SET EXERCISE — Among the entries below, find the lines with "области" and copy them.

GIVEN RECORDS —

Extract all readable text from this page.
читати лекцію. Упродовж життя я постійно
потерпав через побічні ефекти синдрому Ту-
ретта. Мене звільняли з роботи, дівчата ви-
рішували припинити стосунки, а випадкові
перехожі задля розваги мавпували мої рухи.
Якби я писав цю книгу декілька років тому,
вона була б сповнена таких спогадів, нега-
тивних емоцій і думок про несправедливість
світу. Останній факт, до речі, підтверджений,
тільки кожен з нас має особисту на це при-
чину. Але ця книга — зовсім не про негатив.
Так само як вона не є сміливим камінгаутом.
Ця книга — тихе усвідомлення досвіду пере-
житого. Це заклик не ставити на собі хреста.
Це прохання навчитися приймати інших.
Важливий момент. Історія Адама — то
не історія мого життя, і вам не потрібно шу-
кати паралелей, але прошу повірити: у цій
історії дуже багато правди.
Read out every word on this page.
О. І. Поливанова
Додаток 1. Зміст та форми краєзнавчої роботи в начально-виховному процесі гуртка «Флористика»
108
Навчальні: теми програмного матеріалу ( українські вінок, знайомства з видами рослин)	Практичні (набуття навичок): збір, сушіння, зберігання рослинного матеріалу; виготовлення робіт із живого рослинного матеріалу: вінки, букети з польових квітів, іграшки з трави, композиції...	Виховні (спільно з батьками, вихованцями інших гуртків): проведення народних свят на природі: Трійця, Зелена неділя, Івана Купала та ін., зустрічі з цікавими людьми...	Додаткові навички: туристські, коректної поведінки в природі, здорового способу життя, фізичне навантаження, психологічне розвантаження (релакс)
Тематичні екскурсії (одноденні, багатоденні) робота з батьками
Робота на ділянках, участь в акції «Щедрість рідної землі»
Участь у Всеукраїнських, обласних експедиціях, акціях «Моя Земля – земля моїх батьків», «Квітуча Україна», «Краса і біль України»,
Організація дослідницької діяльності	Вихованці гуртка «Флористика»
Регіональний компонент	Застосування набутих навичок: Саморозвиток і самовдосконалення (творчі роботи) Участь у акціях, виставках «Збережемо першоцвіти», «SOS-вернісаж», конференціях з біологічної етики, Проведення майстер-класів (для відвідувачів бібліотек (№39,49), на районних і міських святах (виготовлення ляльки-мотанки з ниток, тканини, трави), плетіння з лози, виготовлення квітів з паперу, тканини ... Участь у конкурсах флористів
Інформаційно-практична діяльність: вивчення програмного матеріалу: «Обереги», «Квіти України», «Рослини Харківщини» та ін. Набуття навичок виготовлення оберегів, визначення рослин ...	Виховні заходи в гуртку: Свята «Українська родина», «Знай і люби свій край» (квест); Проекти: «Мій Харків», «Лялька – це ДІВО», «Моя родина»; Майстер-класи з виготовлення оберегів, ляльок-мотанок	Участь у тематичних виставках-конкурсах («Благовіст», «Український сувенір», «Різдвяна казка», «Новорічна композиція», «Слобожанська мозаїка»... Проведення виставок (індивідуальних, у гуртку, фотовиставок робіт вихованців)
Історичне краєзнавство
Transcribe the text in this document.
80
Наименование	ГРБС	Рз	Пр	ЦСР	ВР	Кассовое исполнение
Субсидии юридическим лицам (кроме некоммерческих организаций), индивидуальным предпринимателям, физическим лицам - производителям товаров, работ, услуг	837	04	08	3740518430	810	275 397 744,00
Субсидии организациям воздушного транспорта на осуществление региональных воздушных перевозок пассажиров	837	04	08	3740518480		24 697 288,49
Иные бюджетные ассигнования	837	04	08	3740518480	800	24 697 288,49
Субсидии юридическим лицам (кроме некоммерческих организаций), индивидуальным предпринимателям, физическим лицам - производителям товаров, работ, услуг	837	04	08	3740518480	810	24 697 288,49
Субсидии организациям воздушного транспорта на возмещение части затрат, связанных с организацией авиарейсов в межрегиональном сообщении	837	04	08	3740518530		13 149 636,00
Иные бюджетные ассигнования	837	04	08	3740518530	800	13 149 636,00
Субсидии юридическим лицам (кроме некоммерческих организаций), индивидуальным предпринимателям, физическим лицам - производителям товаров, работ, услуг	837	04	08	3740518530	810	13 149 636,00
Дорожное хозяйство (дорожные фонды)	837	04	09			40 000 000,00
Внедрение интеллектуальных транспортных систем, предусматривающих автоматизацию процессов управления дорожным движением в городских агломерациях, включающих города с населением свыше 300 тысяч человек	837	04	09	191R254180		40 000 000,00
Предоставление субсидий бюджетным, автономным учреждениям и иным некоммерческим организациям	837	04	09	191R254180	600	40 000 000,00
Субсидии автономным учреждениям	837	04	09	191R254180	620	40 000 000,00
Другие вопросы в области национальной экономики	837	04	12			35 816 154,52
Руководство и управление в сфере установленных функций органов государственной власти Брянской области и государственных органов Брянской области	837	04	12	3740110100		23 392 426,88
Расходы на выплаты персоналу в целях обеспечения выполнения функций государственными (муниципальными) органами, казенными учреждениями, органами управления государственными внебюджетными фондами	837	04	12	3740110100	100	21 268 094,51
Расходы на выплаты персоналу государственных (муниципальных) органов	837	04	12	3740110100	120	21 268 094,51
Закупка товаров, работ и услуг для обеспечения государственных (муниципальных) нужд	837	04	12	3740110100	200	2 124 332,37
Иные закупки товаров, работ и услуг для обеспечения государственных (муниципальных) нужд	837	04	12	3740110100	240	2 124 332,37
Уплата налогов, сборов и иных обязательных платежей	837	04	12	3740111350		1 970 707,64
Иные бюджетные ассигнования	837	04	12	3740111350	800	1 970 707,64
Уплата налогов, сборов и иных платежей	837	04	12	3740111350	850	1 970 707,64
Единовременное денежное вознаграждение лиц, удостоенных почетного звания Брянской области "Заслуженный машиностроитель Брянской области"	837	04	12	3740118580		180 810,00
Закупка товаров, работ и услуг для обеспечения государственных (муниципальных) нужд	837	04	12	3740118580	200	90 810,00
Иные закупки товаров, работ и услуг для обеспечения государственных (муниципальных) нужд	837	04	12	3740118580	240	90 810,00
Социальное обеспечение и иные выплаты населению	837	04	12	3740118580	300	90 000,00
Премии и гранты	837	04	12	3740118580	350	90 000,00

SOLUTION TO THIS TASK —
Другие вопросы в области национальной экономики	837	04	12			35 816 154,52
Руководство и управление в сфере установленных функций органов государственной власти Брянской области и государственных органов Брянской области	837	04	12	3740110100		23 392 426,88
Единовременное денежное вознаграждение лиц, удостоенных почетного звания Брянской области "Заслуженный машиностроитель Брянской области"	837	04	12	3740118580		180 810,00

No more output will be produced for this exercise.